--- Start ---
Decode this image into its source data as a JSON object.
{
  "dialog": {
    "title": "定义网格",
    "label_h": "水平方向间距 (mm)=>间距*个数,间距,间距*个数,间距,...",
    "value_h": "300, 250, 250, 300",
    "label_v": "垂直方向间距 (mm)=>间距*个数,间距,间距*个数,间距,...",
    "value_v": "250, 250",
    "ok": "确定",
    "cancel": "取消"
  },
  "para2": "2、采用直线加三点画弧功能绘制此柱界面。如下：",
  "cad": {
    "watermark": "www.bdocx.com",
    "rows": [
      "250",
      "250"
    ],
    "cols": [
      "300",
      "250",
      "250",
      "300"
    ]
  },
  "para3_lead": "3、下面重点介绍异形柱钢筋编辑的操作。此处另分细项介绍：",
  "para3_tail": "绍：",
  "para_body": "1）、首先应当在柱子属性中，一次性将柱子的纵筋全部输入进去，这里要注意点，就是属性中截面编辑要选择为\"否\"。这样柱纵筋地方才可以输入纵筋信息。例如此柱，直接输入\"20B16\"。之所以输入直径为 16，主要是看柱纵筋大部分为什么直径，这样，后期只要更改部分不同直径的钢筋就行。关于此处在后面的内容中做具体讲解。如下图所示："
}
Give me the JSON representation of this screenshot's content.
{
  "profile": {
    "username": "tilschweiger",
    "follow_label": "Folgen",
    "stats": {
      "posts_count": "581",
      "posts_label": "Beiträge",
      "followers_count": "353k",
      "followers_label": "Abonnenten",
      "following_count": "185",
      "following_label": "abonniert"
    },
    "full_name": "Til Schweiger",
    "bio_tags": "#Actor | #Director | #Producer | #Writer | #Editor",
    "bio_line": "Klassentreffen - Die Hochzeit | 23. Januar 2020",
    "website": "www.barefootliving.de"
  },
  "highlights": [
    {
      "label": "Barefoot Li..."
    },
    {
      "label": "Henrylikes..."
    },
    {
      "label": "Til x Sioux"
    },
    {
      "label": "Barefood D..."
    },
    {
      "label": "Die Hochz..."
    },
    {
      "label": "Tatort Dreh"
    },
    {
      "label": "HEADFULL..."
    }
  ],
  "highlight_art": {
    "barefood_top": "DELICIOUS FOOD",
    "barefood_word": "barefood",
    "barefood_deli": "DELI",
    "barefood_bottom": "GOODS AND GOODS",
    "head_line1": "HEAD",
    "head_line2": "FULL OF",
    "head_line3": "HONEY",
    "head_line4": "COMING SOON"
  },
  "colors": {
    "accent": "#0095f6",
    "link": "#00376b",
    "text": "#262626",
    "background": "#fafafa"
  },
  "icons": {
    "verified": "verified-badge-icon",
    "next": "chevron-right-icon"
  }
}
--- End ---
**INSTRUCTIONS FOR THE TASK**
Repeat the data above, word for word.

**THE REPLY**
Decode this image into its source data as a JSON object.
{
  "dialog": {
    "title": "定义网格",
    "label_h": "水平方向间距 (mm)=>间距*个数,间距,间距*个数,间距,...",
    "value_h": "300, 250, 250, 300",
    "label_v": "垂直方向间距 (mm)=>间距*个数,间距,间距*个数,间距,...",
    "value_v": "250, 250",
    "ok": "确定",
    "cancel": "取消"
  },
  "para2": "2、采用直线加三点画弧功能绘制此柱界面。如下：",
  "cad": {
    "watermark": "www.bdocx.com",
    "rows": [
      "250",
      "250"
    ],
    "cols": [
      "300",
      "250",
      "250",
      "300"
    ]
  },
  "para3_lead": "3、下面重点介绍异形柱钢筋编辑的操作。此处另分细项介绍：",
  "para3_tail": "绍：",
  "para_body": "1）、首先应当在柱子属性中，一次性将柱子的纵筋全部输入进去，这里要注意点，就是属性中截面编辑要选择为\"否\"。这样柱纵筋地方才可以输入纵筋信息。例如此柱，直接输入\"20B16\"。之所以输入直径为 16，主要是看柱纵筋大部分为什么直径，这样，后期只要更改部分不同直径的钢筋就行。关于此处在后面的内容中做具体讲解。如下图所示："
}
Give me the JSON representation of this screenshot's content.
{
  "profile": {
    "username": "tilschweiger",
    "follow_label": "Folgen",
    "stats": {
      "posts_count": "581",
      "posts_label": "Beiträge",
      "followers_count": "353k",
      "followers_label": "Abonnenten",
      "following_count": "185",
      "following_label": "abonniert"
    },
    "full_name": "Til Schweiger",
    "bio_tags": "#Actor | #Director | #Producer | #Writer | #Editor",
    "bio_line": "Klassentreffen - Die Hochzeit | 23. Januar 2020",
    "website": "www.barefootliving.de"
  },
  "highlights": [
    {
      "label": "Barefoot Li..."
    },
    {
      "label": "Henrylikes..."
    },
    {
      "label": "Til x Sioux"
    },
    {
      "label": "Barefood D..."
    },
    {
      "label": "Die Hochz..."
    },
    {
      "label": "Tatort Dreh"
    },
    {
      "label": "HEADFULL..."
    }
  ],
  "highlight_art": {
    "barefood_top": "DELICIOUS FOOD",
    "barefood_word": "barefood",
    "barefood_deli": "DELI",
    "barefood_bottom": "GOODS AND GOODS",
    "head_line1": "HEAD",
    "head_line2": "FULL OF",
    "head_line3": "HONEY",
    "head_line4": "COMING SOON"
  },
  "colors": {
    "accent": "#0095f6",
    "link": "#00376b",
    "text": "#262626",
    "background": "#fafafa"
  },
  "icons": {
    "verified": "verified-badge-icon",
    "next": "chevron-right-icon"
  }
}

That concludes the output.